── SOURCE RECORDS ──
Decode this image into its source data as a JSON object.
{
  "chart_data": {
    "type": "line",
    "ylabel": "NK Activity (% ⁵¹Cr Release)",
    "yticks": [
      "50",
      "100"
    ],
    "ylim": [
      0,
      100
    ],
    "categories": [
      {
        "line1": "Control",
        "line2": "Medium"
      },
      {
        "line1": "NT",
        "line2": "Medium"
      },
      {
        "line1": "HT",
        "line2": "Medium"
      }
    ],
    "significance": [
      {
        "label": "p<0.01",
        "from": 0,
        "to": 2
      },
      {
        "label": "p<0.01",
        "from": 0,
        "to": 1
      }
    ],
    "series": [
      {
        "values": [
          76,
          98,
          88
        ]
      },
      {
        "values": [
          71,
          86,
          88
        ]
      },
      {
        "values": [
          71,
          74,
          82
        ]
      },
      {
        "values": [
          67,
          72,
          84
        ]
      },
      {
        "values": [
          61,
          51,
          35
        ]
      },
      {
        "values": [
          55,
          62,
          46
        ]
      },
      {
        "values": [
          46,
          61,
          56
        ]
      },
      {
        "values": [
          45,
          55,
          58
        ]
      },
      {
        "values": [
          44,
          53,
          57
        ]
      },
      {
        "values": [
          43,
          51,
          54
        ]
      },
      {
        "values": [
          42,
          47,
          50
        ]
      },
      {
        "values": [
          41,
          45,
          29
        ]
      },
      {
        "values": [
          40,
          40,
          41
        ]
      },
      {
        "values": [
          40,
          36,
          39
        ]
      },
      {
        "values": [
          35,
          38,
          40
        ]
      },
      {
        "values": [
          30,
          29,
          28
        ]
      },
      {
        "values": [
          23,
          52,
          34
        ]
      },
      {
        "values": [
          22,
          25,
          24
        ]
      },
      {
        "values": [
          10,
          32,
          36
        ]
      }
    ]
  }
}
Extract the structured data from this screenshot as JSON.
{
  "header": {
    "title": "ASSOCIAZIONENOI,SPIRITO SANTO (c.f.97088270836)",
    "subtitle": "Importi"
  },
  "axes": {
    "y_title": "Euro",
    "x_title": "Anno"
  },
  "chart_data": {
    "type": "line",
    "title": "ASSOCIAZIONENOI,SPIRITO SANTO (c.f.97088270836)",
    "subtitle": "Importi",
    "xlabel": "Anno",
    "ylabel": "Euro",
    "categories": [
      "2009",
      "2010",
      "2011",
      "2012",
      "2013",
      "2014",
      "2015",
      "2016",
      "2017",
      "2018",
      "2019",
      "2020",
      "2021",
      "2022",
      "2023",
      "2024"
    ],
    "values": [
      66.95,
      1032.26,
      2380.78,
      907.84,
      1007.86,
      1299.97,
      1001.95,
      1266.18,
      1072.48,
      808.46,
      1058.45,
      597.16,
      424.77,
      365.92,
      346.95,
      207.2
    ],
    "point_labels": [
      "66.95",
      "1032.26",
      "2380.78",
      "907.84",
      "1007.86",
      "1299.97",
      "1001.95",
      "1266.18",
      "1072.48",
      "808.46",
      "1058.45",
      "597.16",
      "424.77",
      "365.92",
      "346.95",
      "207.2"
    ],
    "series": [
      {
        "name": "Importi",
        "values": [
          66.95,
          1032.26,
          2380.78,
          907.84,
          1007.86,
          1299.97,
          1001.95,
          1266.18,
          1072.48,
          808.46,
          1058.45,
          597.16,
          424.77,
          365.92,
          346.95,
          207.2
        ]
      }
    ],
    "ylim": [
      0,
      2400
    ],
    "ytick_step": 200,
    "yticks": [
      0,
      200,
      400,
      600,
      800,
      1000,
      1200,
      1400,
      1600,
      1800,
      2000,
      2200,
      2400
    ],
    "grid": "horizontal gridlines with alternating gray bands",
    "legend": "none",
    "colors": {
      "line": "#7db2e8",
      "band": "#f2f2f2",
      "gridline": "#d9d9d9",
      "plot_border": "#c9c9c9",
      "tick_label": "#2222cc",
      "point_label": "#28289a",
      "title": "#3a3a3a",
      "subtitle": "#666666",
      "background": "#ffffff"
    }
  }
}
───
◆ **DESCRIPTION OF THE TASK**
Return solely the number of lines in the data that include the word "Importi".

◆ **ANSWER TO THE EXERCISE**
3